• [Input rows]:
• • • • •

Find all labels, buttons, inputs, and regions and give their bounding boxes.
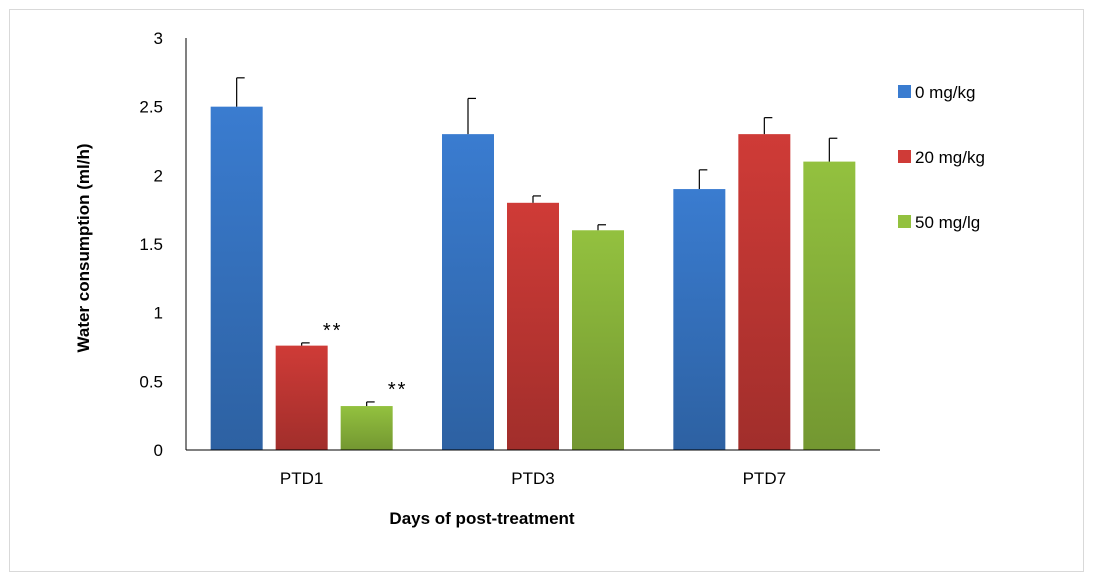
y-axis-title: Water consumption (ml/h) [74,143,93,352]
x-axis-title: Days of post-treatment [389,509,574,528]
legend-swatch [898,85,911,98]
y-tick-label: 1 [154,304,163,323]
bar [738,134,791,450]
y-tick-label: 0 [154,441,163,460]
y-tick-labels: 0 0.5 1 1.5 2 2.5 3 [139,29,163,460]
bar [275,345,328,450]
error-bars-layer [236,77,838,407]
annotations-layer: ** ** [323,320,408,401]
legend-label: 50 mg/lg [915,213,980,232]
x-tick-label: PTD1 [280,469,323,488]
x-tick-labels: PTD1 PTD3 PTD7 [280,469,786,488]
y-tick-label: 1.5 [139,235,163,254]
significance-annotation: ** [323,320,343,342]
bar [507,202,559,450]
legend-swatch [898,215,911,228]
axes-layer [185,38,880,451]
x-tick-label: PTD7 [743,469,786,488]
bars-layer [210,106,856,451]
y-tick-label: 3 [154,29,163,48]
legend-swatch [898,150,911,163]
bar [803,161,856,450]
y-tick-label: 0.5 [139,372,163,391]
legend-label: 20 mg/kg [915,148,985,167]
significance-annotation: ** [388,379,408,401]
x-tick-label: PTD3 [511,469,554,488]
legend: 0 mg/kg 20 mg/kg 50 mg/lg [898,83,985,232]
bar [572,230,624,450]
y-tick-label: 2.5 [139,98,163,117]
bar [673,189,726,451]
bar [442,134,494,450]
y-tick-label: 2 [154,166,163,185]
legend-label: 0 mg/kg [915,83,975,102]
bar [210,106,263,451]
bar [340,406,393,450]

• • • • •

• [Short task]:
Swap "Water consumption" for "Water intake" throughout the records and write them out again, leaving everything else unchanged. Omit the pictures.

• [Output of the task]:
Find all labels, buttons, inputs, and regions and give their bounding boxes.
y-axis-title: Water intake (ml/h) [74,143,93,352]
x-axis-title: Days of post-treatment [389,509,574,528]
legend-swatch [898,85,911,98]
y-tick-label: 1 [154,304,163,323]
bar [738,134,791,450]
y-tick-label: 0 [154,441,163,460]
y-tick-labels: 0 0.5 1 1.5 2 2.5 3 [139,29,163,460]
bar [275,345,328,450]
error-bars-layer [236,77,838,407]
annotations-layer: ** ** [323,320,408,401]
legend-label: 50 mg/lg [915,213,980,232]
x-tick-label: PTD1 [280,469,323,488]
x-tick-labels: PTD1 PTD3 PTD7 [280,469,786,488]
y-tick-label: 1.5 [139,235,163,254]
significance-annotation: ** [323,320,343,342]
bar [507,202,559,450]
legend-swatch [898,215,911,228]
axes-layer [185,38,880,451]
x-tick-label: PTD7 [743,469,786,488]
bars-layer [210,106,856,451]
y-tick-label: 3 [154,29,163,48]
legend-swatch [898,150,911,163]
bar [803,161,856,450]
y-tick-label: 0.5 [139,372,163,391]
legend-label: 20 mg/kg [915,148,985,167]
significance-annotation: ** [388,379,408,401]
x-tick-label: PTD3 [511,469,554,488]
legend: 0 mg/kg 20 mg/kg 50 mg/lg [898,83,985,232]
bar [572,230,624,450]
y-tick-label: 2.5 [139,98,163,117]
bar [673,189,726,451]
bar [442,134,494,450]
y-tick-label: 2 [154,166,163,185]
legend-label: 0 mg/kg [915,83,975,102]
bar [210,106,263,451]
bar [340,406,393,450]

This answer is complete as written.